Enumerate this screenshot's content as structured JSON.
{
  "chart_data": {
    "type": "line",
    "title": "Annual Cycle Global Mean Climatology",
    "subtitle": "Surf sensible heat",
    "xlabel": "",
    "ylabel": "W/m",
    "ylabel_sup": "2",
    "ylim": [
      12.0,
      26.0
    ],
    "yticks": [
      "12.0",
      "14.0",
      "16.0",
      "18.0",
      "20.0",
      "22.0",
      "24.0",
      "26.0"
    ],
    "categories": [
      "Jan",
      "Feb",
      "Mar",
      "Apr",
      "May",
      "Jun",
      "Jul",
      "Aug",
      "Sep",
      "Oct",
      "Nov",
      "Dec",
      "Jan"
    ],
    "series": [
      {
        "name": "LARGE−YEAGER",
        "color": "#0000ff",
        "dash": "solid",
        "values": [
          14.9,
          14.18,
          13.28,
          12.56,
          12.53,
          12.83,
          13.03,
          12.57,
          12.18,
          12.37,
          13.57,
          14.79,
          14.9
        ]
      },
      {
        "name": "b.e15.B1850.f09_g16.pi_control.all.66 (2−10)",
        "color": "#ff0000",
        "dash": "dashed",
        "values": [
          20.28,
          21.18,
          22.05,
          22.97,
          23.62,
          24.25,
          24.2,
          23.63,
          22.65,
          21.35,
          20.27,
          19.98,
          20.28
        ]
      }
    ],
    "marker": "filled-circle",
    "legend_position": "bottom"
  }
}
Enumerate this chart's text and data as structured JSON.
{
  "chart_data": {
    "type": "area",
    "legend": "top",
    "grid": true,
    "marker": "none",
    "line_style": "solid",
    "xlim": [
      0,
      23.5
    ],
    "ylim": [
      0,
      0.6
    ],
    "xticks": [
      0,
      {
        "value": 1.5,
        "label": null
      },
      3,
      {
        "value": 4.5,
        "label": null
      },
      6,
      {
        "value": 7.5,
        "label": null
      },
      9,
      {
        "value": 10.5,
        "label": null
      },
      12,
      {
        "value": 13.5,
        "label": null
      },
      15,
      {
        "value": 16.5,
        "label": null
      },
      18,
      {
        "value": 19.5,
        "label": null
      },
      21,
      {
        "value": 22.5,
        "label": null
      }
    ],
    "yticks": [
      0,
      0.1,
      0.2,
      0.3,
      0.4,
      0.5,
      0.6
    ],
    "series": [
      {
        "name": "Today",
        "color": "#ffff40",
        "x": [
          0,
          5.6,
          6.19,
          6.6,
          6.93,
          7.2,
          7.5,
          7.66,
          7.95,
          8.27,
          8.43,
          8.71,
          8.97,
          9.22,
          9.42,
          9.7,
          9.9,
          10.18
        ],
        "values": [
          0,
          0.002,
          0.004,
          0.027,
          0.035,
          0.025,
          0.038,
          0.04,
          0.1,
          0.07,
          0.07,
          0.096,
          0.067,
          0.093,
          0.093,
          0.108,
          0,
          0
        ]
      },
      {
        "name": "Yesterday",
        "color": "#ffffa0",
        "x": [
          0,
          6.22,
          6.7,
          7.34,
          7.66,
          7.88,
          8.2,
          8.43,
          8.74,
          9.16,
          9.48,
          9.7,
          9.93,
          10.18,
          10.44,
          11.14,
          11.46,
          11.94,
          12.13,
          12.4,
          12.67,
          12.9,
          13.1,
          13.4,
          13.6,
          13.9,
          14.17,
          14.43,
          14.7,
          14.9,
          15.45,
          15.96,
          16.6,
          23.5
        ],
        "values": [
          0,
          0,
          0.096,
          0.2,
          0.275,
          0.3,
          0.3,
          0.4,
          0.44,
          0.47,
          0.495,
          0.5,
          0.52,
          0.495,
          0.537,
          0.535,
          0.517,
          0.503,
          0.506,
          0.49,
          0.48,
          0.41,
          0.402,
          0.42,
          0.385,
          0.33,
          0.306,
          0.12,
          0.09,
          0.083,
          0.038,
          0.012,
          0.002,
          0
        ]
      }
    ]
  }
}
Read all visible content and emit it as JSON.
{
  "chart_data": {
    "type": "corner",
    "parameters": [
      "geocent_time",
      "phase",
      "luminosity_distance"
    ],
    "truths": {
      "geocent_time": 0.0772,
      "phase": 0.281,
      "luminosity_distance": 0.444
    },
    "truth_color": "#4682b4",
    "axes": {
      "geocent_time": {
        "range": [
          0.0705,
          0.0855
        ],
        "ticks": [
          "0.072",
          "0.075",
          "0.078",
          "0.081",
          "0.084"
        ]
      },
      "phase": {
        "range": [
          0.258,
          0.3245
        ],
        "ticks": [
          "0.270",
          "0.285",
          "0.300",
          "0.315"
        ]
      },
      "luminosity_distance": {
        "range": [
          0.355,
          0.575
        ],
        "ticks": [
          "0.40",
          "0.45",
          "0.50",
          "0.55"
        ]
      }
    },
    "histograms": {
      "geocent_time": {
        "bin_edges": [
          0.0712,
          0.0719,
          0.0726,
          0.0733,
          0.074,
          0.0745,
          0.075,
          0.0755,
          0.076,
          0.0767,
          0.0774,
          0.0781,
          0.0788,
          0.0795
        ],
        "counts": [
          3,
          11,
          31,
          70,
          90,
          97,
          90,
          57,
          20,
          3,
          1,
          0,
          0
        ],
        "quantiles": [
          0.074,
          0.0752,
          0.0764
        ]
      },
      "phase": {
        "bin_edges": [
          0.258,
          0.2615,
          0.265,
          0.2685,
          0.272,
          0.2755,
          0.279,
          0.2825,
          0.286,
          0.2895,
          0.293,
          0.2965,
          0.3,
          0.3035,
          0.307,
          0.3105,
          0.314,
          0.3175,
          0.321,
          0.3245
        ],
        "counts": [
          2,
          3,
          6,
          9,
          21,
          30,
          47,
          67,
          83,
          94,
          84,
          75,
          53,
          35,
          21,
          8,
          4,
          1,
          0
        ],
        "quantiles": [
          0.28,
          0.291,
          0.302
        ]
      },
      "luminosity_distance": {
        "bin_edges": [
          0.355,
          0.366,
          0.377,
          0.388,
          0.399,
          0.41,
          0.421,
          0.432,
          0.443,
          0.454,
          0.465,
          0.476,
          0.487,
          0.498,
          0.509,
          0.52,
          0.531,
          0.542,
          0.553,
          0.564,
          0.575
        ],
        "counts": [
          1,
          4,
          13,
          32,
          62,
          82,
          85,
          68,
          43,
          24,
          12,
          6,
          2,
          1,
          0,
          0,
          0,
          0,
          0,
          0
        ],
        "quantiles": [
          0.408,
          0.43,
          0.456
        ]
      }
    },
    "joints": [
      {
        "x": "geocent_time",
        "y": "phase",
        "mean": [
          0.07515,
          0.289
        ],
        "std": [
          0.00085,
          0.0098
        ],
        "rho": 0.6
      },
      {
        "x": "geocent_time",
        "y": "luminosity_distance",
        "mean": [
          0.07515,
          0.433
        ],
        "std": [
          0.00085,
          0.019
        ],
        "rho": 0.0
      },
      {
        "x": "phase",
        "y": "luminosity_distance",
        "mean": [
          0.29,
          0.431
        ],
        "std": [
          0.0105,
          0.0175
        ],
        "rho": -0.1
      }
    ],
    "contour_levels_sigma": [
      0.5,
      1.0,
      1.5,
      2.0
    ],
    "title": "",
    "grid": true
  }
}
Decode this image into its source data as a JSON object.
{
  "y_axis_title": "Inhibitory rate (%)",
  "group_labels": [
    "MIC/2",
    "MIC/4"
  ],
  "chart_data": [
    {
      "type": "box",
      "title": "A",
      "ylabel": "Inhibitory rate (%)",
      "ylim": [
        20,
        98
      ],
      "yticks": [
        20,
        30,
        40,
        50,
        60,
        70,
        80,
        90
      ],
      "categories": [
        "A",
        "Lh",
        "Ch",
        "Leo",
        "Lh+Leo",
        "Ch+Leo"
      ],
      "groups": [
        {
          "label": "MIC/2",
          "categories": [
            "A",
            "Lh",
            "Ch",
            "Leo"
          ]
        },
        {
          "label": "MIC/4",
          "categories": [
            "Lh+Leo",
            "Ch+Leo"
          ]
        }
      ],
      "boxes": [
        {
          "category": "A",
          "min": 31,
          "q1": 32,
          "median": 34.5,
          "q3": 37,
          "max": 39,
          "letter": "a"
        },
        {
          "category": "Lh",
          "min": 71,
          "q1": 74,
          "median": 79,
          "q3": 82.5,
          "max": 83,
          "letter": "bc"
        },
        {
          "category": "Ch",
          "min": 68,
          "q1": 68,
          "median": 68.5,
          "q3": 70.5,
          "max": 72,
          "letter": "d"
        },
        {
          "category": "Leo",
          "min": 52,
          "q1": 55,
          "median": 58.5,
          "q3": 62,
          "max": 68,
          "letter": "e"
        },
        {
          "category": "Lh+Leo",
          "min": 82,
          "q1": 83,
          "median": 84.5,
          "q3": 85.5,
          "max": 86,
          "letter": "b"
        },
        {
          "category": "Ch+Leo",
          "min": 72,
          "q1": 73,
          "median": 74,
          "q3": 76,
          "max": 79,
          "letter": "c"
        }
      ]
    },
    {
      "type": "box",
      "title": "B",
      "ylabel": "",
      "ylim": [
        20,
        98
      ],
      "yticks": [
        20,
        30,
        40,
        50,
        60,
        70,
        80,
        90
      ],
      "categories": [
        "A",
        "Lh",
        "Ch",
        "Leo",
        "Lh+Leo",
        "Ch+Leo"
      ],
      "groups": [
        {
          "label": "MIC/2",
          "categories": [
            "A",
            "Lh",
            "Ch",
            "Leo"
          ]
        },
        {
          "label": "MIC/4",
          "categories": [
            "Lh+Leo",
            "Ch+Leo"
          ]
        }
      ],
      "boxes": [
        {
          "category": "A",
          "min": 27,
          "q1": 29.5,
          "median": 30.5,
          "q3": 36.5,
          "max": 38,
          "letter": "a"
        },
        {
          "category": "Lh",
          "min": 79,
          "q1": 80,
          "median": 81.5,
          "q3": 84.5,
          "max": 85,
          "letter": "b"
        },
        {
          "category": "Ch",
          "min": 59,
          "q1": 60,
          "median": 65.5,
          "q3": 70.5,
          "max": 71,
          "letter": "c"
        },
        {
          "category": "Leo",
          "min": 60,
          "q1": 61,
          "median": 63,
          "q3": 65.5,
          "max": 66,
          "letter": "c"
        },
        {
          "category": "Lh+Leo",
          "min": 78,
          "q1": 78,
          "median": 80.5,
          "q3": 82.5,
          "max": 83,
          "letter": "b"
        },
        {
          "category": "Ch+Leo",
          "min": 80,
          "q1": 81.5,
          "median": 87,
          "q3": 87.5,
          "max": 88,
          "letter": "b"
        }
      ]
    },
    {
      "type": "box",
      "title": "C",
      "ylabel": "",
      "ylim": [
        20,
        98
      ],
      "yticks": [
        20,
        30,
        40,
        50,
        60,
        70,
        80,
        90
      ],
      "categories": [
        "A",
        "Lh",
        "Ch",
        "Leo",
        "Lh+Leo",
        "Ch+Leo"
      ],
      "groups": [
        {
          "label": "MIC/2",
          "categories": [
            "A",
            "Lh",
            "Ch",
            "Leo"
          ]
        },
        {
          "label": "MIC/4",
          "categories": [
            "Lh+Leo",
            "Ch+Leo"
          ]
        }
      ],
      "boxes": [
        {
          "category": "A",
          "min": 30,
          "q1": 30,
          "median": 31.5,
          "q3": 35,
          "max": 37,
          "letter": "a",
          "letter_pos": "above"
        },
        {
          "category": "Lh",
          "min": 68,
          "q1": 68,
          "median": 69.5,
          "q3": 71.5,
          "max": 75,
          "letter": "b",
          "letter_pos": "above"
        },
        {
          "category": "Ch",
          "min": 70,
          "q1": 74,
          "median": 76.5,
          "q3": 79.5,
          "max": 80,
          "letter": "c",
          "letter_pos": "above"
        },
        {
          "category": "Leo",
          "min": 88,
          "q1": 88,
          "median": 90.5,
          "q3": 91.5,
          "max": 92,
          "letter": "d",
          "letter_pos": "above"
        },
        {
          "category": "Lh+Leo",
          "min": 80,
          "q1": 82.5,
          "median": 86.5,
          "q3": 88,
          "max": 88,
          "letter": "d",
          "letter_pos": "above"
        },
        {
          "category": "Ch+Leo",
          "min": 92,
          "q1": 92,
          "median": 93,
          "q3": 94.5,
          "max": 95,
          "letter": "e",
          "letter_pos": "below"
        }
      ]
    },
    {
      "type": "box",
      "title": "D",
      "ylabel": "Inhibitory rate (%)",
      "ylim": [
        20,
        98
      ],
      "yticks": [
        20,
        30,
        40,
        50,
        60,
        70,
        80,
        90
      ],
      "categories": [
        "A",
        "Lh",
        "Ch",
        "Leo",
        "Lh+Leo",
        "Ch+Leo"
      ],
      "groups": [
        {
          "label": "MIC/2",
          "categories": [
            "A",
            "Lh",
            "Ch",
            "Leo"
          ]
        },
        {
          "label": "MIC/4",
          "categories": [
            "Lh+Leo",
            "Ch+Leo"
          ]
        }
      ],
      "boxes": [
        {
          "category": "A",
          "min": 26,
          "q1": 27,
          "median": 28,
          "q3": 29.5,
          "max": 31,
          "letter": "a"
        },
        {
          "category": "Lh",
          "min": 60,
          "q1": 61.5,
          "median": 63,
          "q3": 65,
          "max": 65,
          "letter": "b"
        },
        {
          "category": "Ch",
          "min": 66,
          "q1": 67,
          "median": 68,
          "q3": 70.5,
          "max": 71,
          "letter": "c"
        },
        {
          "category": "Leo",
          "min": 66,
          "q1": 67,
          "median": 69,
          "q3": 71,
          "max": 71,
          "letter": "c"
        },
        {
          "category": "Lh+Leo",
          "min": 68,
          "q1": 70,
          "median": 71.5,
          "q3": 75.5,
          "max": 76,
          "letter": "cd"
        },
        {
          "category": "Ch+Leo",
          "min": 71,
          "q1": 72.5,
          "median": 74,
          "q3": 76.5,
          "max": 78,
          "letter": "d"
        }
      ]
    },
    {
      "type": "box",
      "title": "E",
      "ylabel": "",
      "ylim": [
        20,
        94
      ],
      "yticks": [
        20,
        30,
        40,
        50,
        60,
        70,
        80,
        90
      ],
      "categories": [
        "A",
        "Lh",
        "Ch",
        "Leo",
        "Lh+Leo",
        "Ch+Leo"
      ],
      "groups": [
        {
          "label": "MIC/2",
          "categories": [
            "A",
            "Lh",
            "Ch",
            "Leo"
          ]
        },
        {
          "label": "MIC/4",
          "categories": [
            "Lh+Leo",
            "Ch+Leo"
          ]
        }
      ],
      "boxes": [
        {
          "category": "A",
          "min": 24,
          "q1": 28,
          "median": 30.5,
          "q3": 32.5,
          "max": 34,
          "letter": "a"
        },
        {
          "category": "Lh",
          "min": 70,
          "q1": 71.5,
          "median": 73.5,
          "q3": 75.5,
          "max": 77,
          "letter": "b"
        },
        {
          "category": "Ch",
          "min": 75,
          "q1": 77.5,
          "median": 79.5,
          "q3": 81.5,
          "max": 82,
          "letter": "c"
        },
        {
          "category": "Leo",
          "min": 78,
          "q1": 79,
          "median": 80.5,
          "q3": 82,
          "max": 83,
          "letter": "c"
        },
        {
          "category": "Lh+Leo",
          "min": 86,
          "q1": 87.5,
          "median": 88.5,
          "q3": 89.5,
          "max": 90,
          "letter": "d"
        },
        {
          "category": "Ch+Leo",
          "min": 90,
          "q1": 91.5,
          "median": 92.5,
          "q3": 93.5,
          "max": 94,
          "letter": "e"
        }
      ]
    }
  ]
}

## DIRECTIVE
Only the count is wanted: report how many lines of the material above hold the word "Enumerate".

## OUTPUT FOR THIS EXERCISE
2